BEGIN GIVEN RECORDS

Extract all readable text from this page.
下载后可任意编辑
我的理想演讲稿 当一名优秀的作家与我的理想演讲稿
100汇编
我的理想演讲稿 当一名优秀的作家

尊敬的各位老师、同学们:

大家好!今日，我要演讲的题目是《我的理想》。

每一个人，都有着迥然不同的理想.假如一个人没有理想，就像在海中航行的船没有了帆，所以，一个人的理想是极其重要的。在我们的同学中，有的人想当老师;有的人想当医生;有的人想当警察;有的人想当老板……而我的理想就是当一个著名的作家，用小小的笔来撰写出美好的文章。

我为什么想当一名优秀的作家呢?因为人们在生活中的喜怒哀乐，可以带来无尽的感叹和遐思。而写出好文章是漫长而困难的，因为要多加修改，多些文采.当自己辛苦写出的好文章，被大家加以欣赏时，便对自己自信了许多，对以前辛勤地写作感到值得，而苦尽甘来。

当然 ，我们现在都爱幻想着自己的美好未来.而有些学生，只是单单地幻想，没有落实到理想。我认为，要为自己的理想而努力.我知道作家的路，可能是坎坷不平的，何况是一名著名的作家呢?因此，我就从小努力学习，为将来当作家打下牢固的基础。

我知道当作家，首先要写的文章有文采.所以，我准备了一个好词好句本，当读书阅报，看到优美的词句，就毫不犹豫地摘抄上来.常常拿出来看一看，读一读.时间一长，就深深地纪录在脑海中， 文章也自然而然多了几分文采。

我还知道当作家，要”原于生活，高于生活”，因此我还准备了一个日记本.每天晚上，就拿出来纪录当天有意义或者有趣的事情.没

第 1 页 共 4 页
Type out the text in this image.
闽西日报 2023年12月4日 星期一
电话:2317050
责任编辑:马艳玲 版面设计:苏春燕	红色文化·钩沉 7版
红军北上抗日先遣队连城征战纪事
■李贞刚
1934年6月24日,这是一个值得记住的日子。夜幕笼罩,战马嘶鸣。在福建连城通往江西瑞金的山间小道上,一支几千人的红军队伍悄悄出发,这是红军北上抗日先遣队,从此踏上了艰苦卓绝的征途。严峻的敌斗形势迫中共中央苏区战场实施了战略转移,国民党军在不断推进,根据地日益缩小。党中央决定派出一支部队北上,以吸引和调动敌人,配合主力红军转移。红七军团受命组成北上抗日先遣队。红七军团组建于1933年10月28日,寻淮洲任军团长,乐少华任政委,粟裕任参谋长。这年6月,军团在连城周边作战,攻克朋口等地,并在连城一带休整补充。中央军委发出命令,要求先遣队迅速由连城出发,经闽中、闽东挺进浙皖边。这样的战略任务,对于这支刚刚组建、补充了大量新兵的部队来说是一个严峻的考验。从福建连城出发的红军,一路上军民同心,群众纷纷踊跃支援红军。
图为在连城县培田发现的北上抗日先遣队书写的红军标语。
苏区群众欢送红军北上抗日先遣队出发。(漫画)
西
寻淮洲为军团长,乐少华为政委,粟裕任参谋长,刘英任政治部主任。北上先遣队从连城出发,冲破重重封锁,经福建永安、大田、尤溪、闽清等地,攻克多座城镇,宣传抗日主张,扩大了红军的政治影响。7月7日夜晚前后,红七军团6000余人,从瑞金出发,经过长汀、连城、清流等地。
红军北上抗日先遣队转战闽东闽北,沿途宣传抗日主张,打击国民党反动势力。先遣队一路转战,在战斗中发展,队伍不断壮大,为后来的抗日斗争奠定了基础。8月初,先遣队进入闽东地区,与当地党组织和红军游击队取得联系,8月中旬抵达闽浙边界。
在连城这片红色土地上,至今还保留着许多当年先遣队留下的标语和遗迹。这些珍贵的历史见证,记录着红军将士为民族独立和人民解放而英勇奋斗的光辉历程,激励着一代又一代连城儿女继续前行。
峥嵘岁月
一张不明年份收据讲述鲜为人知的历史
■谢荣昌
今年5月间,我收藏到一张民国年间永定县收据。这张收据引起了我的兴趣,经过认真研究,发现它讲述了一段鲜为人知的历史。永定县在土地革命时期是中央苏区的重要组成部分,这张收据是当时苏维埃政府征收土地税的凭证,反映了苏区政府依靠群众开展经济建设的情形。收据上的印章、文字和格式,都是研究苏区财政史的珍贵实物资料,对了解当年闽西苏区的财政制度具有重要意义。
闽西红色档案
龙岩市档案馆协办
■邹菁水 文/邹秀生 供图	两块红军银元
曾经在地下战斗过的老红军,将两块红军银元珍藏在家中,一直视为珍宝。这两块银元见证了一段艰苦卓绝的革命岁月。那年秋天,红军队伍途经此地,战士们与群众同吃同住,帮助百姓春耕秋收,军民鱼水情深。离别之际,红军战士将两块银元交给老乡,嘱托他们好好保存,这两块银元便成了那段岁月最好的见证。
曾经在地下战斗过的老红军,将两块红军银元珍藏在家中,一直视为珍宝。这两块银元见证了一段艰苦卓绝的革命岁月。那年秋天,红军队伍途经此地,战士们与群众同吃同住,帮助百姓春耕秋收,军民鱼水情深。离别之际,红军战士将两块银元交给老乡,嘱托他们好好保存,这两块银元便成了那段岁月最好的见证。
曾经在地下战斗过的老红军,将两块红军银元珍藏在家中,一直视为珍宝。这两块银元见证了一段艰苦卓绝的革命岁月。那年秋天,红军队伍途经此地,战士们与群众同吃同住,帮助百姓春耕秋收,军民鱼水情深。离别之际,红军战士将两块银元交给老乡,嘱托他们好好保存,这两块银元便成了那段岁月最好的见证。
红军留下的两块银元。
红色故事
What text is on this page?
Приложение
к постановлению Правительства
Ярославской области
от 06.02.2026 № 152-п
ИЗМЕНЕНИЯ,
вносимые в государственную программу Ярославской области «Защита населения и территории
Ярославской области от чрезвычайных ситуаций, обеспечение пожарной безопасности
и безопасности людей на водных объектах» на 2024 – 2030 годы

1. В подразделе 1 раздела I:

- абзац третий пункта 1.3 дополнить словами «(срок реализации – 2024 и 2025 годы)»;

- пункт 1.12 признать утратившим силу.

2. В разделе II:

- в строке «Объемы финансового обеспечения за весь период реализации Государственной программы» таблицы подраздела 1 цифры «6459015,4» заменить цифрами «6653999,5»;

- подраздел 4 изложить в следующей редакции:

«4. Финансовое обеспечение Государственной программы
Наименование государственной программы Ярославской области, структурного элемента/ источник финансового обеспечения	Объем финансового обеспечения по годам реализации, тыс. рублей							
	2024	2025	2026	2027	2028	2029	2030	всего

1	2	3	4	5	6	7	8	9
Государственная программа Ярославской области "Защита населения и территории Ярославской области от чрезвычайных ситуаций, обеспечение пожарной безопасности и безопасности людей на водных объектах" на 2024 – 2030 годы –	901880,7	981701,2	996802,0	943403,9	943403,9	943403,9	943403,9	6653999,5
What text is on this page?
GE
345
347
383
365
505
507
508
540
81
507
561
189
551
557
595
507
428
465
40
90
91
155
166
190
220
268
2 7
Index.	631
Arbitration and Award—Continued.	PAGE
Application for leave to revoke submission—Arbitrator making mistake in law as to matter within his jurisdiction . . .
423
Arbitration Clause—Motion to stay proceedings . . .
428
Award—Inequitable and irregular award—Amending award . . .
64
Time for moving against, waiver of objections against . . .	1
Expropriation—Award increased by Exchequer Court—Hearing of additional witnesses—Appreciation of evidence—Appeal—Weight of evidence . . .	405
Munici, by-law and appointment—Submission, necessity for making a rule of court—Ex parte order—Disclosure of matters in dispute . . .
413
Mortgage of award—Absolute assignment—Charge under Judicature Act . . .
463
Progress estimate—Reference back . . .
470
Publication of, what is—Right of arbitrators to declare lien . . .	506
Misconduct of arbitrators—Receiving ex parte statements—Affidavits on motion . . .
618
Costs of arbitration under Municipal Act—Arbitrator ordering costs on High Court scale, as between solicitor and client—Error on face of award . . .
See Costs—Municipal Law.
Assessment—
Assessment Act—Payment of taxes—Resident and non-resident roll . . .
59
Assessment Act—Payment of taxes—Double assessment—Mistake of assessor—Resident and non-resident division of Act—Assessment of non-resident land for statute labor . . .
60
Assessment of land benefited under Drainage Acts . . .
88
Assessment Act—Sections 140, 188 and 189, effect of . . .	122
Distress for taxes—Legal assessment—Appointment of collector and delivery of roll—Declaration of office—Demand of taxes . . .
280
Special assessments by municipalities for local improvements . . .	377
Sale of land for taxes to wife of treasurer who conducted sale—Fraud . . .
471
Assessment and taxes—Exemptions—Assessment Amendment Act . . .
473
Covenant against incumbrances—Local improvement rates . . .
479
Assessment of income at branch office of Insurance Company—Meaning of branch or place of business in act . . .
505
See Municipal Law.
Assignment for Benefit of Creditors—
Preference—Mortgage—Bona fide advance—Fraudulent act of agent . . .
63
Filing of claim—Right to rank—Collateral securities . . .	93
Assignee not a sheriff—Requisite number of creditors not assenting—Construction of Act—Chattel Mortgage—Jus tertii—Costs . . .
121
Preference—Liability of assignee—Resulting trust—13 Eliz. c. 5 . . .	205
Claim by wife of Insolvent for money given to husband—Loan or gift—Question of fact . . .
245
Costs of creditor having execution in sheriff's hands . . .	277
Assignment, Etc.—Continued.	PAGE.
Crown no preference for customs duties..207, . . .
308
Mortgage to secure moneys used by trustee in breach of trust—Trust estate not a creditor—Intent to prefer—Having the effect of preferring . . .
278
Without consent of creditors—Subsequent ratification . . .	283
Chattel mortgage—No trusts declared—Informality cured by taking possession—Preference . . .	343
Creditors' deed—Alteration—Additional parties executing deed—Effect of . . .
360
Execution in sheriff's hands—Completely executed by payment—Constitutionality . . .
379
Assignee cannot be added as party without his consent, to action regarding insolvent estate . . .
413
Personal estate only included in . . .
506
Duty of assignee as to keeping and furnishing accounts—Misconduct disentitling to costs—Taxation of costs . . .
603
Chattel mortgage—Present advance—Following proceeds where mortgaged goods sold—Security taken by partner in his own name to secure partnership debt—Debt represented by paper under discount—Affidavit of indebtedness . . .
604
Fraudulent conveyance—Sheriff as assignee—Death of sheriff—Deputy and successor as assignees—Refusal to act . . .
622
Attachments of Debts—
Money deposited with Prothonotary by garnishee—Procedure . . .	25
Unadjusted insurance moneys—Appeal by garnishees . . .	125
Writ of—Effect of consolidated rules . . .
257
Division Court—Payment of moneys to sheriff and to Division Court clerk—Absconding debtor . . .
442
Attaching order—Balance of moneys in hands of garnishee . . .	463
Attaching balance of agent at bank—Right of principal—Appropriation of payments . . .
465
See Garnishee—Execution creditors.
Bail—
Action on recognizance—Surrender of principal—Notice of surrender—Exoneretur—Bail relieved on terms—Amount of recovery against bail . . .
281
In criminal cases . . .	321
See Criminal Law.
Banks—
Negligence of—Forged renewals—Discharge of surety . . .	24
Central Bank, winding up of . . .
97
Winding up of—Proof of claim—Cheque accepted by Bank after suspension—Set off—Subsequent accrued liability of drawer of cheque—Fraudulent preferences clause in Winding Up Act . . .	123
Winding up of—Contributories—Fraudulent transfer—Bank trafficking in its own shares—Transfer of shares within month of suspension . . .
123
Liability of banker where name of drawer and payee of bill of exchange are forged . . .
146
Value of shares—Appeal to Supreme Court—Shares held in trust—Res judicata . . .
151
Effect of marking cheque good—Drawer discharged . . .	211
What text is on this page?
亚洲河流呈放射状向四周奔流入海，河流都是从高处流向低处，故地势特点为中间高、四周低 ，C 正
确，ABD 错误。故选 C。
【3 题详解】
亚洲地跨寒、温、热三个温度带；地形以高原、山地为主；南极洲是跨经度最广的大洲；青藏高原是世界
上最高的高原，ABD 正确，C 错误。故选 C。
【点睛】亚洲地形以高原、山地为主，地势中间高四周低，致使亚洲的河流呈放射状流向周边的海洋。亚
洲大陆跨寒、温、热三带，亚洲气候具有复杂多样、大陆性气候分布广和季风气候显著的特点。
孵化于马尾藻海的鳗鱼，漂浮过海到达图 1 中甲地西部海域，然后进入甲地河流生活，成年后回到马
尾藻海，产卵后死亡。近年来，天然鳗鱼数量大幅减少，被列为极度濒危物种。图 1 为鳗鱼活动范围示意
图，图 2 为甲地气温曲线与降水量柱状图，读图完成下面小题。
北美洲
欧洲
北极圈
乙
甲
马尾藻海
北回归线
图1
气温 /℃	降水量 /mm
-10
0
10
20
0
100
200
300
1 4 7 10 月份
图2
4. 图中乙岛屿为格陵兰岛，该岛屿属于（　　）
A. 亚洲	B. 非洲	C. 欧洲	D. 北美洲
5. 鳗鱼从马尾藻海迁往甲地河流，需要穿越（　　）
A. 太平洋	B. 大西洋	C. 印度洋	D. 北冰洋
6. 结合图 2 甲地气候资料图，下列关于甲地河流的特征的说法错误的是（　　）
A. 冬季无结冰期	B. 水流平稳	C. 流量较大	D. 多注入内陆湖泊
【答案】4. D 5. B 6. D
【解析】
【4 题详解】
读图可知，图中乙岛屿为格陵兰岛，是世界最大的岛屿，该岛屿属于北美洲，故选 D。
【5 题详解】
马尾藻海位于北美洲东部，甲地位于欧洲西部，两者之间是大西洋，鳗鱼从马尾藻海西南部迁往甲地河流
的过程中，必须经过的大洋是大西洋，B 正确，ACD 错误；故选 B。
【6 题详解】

END GIVEN RECORDS

**JOB**
Each line above that includes "agent" counts once; state the total and nothing more.

**ANSWER TO THE TASK**
2